• [Job] Write each line out exactly, leaving none out.

[start of Supplied records]

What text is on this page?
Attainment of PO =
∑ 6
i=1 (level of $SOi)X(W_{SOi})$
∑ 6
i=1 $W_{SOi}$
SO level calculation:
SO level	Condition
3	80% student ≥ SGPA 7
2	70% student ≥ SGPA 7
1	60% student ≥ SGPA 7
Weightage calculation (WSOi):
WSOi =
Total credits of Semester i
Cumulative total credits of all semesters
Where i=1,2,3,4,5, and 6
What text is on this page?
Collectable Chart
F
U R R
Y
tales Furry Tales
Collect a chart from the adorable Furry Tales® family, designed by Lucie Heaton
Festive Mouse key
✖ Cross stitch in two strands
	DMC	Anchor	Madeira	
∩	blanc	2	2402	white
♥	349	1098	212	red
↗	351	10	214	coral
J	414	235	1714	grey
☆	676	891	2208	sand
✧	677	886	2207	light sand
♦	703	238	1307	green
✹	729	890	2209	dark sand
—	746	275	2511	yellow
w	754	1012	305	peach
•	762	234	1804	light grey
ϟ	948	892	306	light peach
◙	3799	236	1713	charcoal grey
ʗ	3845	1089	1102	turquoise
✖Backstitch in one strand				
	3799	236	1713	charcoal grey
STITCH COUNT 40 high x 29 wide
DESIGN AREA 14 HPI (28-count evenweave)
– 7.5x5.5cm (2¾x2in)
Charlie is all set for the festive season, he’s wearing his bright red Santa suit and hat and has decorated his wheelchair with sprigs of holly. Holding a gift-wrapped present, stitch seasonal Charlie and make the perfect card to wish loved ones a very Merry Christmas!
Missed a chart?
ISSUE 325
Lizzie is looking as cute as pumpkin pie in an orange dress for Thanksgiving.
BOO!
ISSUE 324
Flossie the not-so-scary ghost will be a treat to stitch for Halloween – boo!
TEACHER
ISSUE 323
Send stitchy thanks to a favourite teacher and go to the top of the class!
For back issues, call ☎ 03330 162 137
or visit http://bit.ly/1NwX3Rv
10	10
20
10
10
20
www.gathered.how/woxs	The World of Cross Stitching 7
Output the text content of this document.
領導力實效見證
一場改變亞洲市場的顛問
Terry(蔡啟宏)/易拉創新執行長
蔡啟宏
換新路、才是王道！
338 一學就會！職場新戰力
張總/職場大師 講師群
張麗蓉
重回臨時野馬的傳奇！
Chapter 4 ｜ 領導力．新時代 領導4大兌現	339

[end of Supplied records]

• [Response below]
What text is on this page?
Attainment of PO =
∑ 6
i=1 (level of $SOi)X(W_{SOi})$
∑ 6
i=1 $W_{SOi}$
SO level calculation:
SO level	Condition
3	80% student ≥ SGPA 7
2	70% student ≥ SGPA 7
1	60% student ≥ SGPA 7
Weightage calculation (WSOi):
WSOi =
Total credits of Semester i
Cumulative total credits of all semesters
Where i=1,2,3,4,5, and 6
What text is on this page?
Collectable Chart
F
U R R
Y
tales Furry Tales
Collect a chart from the adorable Furry Tales® family, designed by Lucie Heaton
Festive Mouse key
✖ Cross stitch in two strands
	DMC	Anchor	Madeira	
∩	blanc	2	2402	white
♥	349	1098	212	red
↗	351	10	214	coral
J	414	235	1714	grey
☆	676	891	2208	sand
✧	677	886	2207	light sand
♦	703	238	1307	green
✹	729	890	2209	dark sand
—	746	275	2511	yellow
w	754	1012	305	peach
•	762	234	1804	light grey
ϟ	948	892	306	light peach
◙	3799	236	1713	charcoal grey
ʗ	3845	1089	1102	turquoise
✖Backstitch in one strand				
	3799	236	1713	charcoal grey
STITCH COUNT 40 high x 29 wide
DESIGN AREA 14 HPI (28-count evenweave)
– 7.5x5.5cm (2¾x2in)
Charlie is all set for the festive season, he’s wearing his bright red Santa suit and hat and has decorated his wheelchair with sprigs of holly. Holding a gift-wrapped present, stitch seasonal Charlie and make the perfect card to wish loved ones a very Merry Christmas!
Missed a chart?
ISSUE 325
Lizzie is looking as cute as pumpkin pie in an orange dress for Thanksgiving.
BOO!
ISSUE 324
Flossie the not-so-scary ghost will be a treat to stitch for Halloween – boo!
TEACHER
ISSUE 323
Send stitchy thanks to a favourite teacher and go to the top of the class!
For back issues, call ☎ 03330 162 137
or visit http://bit.ly/1NwX3Rv
10	10
20
10
10
20
www.gathered.how/woxs	The World of Cross Stitching 7
Output the text content of this document.
領導力實效見證
一場改變亞洲市場的顛問
Terry(蔡啟宏)/易拉創新執行長
蔡啟宏
換新路、才是王道！
338 一學就會！職場新戰力
張總/職場大師 講師群
張麗蓉
重回臨時野馬的傳奇！
Chapter 4 ｜ 領導力．新時代 領導4大兌現	339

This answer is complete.